>> begin INFORMATION PROVIDED
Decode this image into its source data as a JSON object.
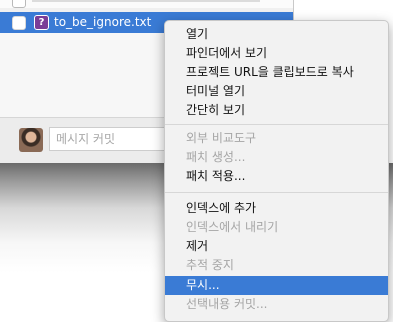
{
  "file_list": {
    "selected_item": {
      "status_icon": "question-mark-icon",
      "status_glyph": "?",
      "filename": "to_be_ignore.txt"
    }
  },
  "commit": {
    "placeholder": "메시지 커밋"
  },
  "context_menu": {
    "items": [
      {
        "label": "열기",
        "enabled": true
      },
      {
        "label": "파인더에서 보기",
        "enabled": true
      },
      {
        "label": "프로젝트 URL을 클립보드로 복사",
        "enabled": true
      },
      {
        "label": "터미널 열기",
        "enabled": true
      },
      {
        "label": "간단히 보기",
        "enabled": true
      },
      {
        "label": "외부 비교도구",
        "enabled": false
      },
      {
        "label": "패치 생성...",
        "enabled": false
      },
      {
        "label": "패치 적용...",
        "enabled": true
      },
      {
        "label": "인덱스에 추가",
        "enabled": true
      },
      {
        "label": "인덱스에서 내리기",
        "enabled": false
      },
      {
        "label": "제거",
        "enabled": true
      },
      {
        "label": "추적 중지",
        "enabled": false
      },
      {
        "label": "무시...",
        "enabled": true,
        "highlighted": true
      },
      {
        "label": "선택내용 커밋...",
        "enabled": false
      }
    ]
  },
  "colors": {
    "selection": "#3a7bd5",
    "menu_bg": "#f2f2f2",
    "disabled_text": "#a5a5a5"
  }
}
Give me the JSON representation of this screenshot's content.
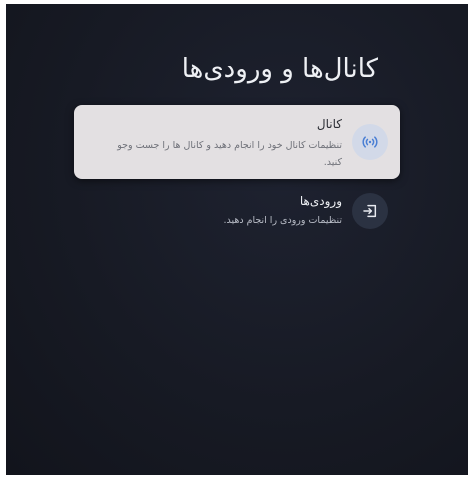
{
  "page": {
    "title": "کانال‌ها و ورودی‌ها"
  },
  "menu": {
    "items": [
      {
        "title": "کانال",
        "subtitle": "تنظیمات کانال خود را انجام دهید و کانال ها را جست وجو کنید.",
        "icon": "antenna-icon",
        "selected": true
      },
      {
        "title": "ورودی‌ها",
        "subtitle": "تنظیمات ورودی را انجام دهید.",
        "icon": "input-icon",
        "selected": false
      }
    ]
  },
  "colors": {
    "background": "#171a24",
    "selected_card": "#e3e0e2",
    "accent_icon": "#4a7fd4"
  }
}
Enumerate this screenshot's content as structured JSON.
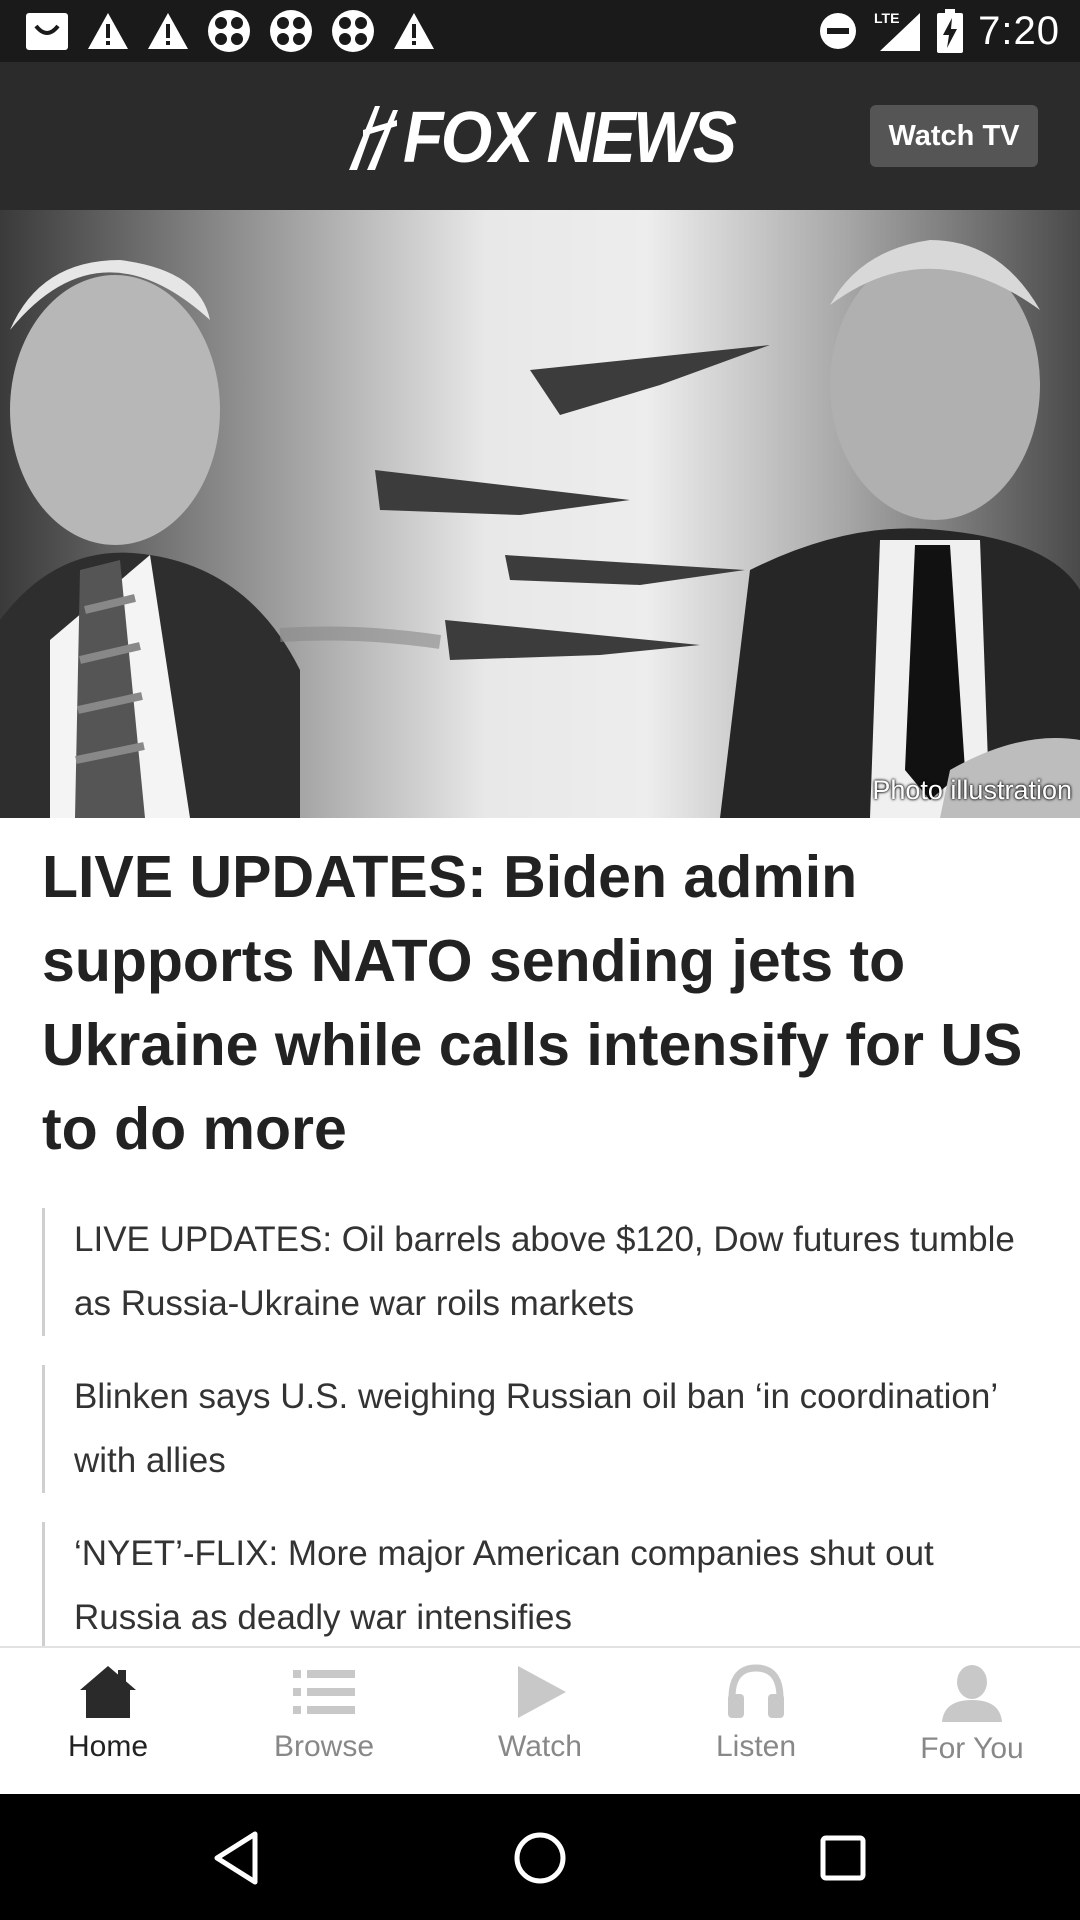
{
  "status_bar": {
    "time": "7:20",
    "network": "LTE",
    "left_icons": [
      "app-notification-icon",
      "warning-icon",
      "warning-icon",
      "fan-icon",
      "fan-icon",
      "fan-icon",
      "warning-icon"
    ],
    "right_icons": [
      "do-not-disturb-icon",
      "signal-icon",
      "battery-charging-icon"
    ]
  },
  "header": {
    "logo_text": "FOX NEWS",
    "watch_tv_label": "Watch TV",
    "background_color": "#2b2b2b"
  },
  "hero": {
    "caption": "Photo illustration"
  },
  "main": {
    "headline": "LIVE UPDATES: Biden admin supports NATO sending jets to Ukraine while calls intensify for US to do more",
    "related": [
      "LIVE UPDATES: Oil barrels above $120, Dow futures tumble as Russia-Ukraine war roils markets",
      "Blinken says U.S. weighing Russian oil ban ‘in coordination’ with allies",
      "‘NYET’-FLIX: More major American companies shut out Russia as deadly war intensifies"
    ]
  },
  "tabs": [
    {
      "label": "Home",
      "icon": "home-icon",
      "active": true
    },
    {
      "label": "Browse",
      "icon": "list-icon",
      "active": false
    },
    {
      "label": "Watch",
      "icon": "play-icon",
      "active": false
    },
    {
      "label": "Listen",
      "icon": "headphones-icon",
      "active": false
    },
    {
      "label": "For You",
      "icon": "person-icon",
      "active": false
    }
  ],
  "system_nav": [
    "back-icon",
    "home-circle-icon",
    "recents-icon"
  ],
  "colors": {
    "active_tab": "#222222",
    "inactive_tab": "#888888",
    "header_bg": "#2b2b2b"
  }
}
>> end INFORMATION PROVIDED
▶ [WHAT YOU ARE ASKED TO DO]
Pictures are not part of the copy. Extract exactly the lines from the line containing "Enumerate this screenshot's" through the final line of the entries above, both included.

▶ [CORRECT RESPONSE]
Enumerate this screenshot's content as structured JSON.
{
  "status_bar": {
    "time": "7:20",
    "network": "LTE",
    "left_icons": [
      "app-notification-icon",
      "warning-icon",
      "warning-icon",
      "fan-icon",
      "fan-icon",
      "fan-icon",
      "warning-icon"
    ],
    "right_icons": [
      "do-not-disturb-icon",
      "signal-icon",
      "battery-charging-icon"
    ]
  },
  "header": {
    "logo_text": "FOX NEWS",
    "watch_tv_label": "Watch TV",
    "background_color": "#2b2b2b"
  },
  "hero": {
    "caption": "Photo illustration"
  },
  "main": {
    "headline": "LIVE UPDATES: Biden admin supports NATO sending jets to Ukraine while calls intensify for US to do more",
    "related": [
      "LIVE UPDATES: Oil barrels above $120, Dow futures tumble as Russia-Ukraine war roils markets",
      "Blinken says U.S. weighing Russian oil ban ‘in coordination’ with allies",
      "‘NYET’-FLIX: More major American companies shut out Russia as deadly war intensifies"
    ]
  },
  "tabs": [
    {
      "label": "Home",
      "icon": "home-icon",
      "active": true
    },
    {
      "label": "Browse",
      "icon": "list-icon",
      "active": false
    },
    {
      "label": "Watch",
      "icon": "play-icon",
      "active": false
    },
    {
      "label": "Listen",
      "icon": "headphones-icon",
      "active": false
    },
    {
      "label": "For You",
      "icon": "person-icon",
      "active": false
    }
  ],
  "system_nav": [
    "back-icon",
    "home-circle-icon",
    "recents-icon"
  ],
  "colors": {
    "active_tab": "#222222",
    "inactive_tab": "#888888",
    "header_bg": "#2b2b2b"
  }
}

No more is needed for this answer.